## begin Page excerpt
Since the ducks arrived, there has been nothing but trouble.  They are bonkers and such excellent time wasters.  Luckily they are so adorable otherwise I’d envisage crispy duck on the horizon.  On the hen front, we lost our lovely Cream Legbar hen Marj and we decided to go in search of another blue egg hen, ending up with Minnie and her husband Winston.

Things didn’t turn out so well with Winston sadly and he began attacking everyone and everything in sight, resulting in drawing blood almost every day from one of us.  The children were too terrified to even collect the eggs.  So he had to go.  With no hope of rehoming him because of his aggression, he ended up in the pot.  Not an easy decision but a necessary one.  I remain ever in awe of our girls that they aren’t horrified by the idea of animals loved and cared for becoming food for the table.  Who would have thought that Margot and Jerry could produce such country folklings?

Then came the geese.  Three plump Embden beauties we thought we’d call George, Lucy and Martha.  As seems to now be the way of all things Margot and Jerry HQ, we ended popping over to see our log man and leaving the wood yard with more livestock.  I seem to be on speed dial for rehoming animals.  Turns out that Martha was actually an Arthur and Lucy more of a Luke.  So we have renamed them the Three Tenors – Luciano, Placido and Jose.  Much more fitting when they offer up a merry honk every time someone appears on the driveway!  They are all looking rather less muddy these days and have been a welcome addition to the pond.  Although the ducks are rather less keen on their daily raids on the feeder and bolshy teenage gosling antics.  We had hoped for the tiny splish of webbed feet when Daisy our most maternal duck sat on her eggs for a week or two.  Overnight, she lost them all to a rather cunning rat or stoat.  A rather sad end to spring but I’ve come to accept that nature is all part of farmhouse life.  We’ve promised Poppy and Primrose an incubator for next year.

The lavender harvest was a wonderful success and I am eternally thankful to all who purchased wreaths and bunches from us this summer.  It’s true what they say about small business owners – we do do a little dance every time someone buys something from us.  I couldn’t have managed cutting rows and rows all by hand without a lot of help from friends and family and it has made me more determined than ever to see this little farmhouse business idea succeed.
## end Page excerpt
## begin Stored data
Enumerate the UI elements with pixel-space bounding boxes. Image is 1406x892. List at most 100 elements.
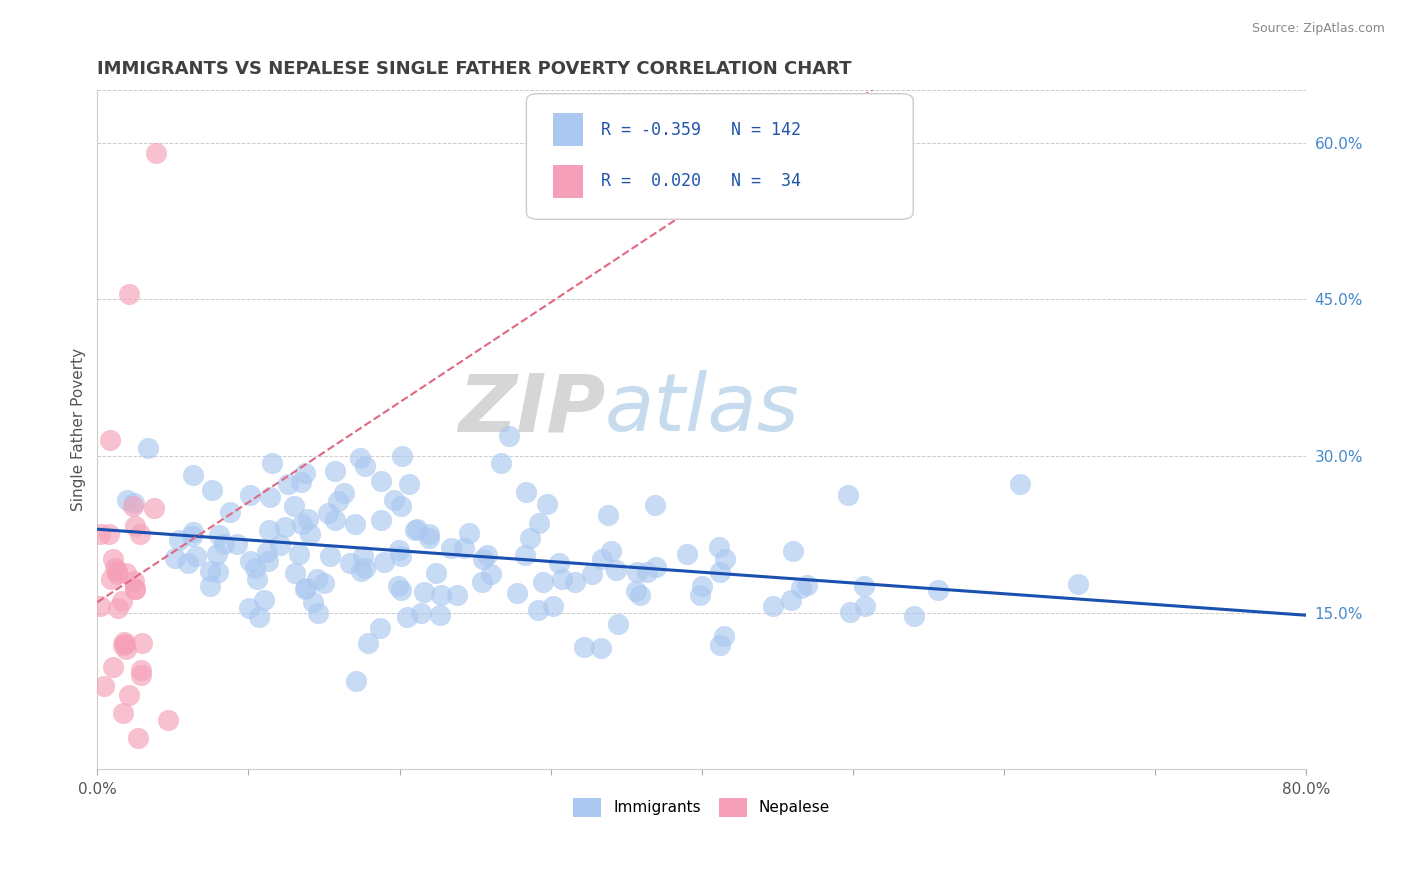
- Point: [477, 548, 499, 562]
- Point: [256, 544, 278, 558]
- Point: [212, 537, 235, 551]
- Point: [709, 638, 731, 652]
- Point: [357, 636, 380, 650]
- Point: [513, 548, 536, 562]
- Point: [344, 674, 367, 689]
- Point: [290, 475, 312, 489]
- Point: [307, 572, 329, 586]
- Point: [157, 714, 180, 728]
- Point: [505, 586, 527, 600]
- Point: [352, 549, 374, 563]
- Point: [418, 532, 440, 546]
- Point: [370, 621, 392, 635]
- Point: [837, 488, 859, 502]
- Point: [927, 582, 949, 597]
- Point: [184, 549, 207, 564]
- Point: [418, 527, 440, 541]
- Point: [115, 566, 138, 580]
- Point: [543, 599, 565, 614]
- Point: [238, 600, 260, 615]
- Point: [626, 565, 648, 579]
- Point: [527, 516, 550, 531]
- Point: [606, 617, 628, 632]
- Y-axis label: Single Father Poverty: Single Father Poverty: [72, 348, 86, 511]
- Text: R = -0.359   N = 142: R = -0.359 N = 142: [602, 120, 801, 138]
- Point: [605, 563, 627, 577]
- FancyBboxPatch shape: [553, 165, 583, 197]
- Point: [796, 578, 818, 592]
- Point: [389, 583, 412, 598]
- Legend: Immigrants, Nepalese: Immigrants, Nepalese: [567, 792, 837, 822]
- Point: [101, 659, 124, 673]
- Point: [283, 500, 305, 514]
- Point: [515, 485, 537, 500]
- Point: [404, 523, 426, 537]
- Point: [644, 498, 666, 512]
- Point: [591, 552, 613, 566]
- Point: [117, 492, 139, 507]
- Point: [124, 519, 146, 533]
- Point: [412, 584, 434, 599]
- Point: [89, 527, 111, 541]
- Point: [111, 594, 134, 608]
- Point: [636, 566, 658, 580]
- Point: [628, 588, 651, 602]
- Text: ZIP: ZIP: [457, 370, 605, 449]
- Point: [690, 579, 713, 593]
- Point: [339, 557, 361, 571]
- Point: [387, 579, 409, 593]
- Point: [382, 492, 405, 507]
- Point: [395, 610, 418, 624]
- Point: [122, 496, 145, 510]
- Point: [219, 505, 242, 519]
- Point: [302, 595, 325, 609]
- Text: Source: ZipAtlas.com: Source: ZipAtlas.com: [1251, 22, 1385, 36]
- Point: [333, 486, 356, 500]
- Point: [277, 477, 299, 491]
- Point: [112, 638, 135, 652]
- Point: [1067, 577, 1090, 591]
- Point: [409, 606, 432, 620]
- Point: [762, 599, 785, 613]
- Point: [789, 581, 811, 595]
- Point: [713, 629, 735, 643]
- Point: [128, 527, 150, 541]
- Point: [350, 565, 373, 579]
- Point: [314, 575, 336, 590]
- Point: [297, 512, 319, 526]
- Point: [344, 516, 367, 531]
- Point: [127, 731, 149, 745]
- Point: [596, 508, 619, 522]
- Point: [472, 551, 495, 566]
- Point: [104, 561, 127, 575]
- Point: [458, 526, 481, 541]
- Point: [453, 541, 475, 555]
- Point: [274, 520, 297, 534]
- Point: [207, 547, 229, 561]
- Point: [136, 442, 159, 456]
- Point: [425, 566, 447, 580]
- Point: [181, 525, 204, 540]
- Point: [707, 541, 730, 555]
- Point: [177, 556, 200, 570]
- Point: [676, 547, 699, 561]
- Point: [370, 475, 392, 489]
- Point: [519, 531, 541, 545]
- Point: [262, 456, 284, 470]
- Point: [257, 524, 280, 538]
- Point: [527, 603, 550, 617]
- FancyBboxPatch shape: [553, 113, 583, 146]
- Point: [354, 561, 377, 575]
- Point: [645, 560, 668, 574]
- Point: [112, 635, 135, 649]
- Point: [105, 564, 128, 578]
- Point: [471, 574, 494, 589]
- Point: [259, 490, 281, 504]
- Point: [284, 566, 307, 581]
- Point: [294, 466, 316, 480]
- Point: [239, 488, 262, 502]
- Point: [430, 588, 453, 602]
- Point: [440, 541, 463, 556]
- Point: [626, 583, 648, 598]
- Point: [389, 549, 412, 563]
## end Stored data
## begin Stored data
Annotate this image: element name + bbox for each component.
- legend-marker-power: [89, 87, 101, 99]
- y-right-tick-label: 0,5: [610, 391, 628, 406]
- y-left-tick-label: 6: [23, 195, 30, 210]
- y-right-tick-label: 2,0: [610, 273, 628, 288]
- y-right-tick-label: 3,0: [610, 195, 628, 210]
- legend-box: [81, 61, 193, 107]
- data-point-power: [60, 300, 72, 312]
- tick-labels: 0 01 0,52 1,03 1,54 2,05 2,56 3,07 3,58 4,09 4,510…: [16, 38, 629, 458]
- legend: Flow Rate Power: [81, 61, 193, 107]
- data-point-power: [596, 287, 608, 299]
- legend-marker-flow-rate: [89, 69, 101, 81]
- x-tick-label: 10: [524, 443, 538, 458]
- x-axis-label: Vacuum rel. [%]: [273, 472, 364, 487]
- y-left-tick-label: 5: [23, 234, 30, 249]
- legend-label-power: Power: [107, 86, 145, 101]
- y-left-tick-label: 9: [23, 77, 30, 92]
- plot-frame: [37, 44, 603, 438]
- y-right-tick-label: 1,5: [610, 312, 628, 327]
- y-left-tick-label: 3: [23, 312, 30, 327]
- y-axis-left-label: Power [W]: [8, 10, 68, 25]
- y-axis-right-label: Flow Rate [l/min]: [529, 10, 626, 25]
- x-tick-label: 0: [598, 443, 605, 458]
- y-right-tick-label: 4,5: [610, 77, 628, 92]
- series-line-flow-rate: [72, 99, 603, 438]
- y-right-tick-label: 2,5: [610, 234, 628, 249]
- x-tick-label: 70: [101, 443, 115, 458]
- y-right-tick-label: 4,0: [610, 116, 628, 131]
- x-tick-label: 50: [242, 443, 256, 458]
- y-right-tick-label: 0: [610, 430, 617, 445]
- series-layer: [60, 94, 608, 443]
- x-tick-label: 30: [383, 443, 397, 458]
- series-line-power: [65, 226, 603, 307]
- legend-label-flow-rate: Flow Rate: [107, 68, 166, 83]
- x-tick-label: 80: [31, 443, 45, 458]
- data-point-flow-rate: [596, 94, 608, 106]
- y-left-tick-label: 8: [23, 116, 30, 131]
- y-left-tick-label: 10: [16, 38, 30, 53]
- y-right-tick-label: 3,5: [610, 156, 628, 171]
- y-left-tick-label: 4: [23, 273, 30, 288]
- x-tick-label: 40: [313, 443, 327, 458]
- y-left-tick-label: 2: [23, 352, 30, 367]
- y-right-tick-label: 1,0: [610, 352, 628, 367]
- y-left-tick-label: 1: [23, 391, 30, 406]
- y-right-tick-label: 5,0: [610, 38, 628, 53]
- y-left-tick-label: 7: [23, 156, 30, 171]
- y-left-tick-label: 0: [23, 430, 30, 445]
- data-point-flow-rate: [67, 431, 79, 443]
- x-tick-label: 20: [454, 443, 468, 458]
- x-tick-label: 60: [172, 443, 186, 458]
## end Stored data
- [Instruction] Can you sum up the farmhouse update in two sentences? The records are separate material that stands apart from the farmhouse update.

- [Task result] After losing the hen Marj, the household took in Minnie and Winston, but Winston's aggression meant he ended up in the pot. Three Embden geese also arrived and were renamed the Three Tenors, Daisy the duck lost her eggs to a rat or stoat, and the lavender harvest was a success that left the writer more determined than ever to make the farmhouse business succeed.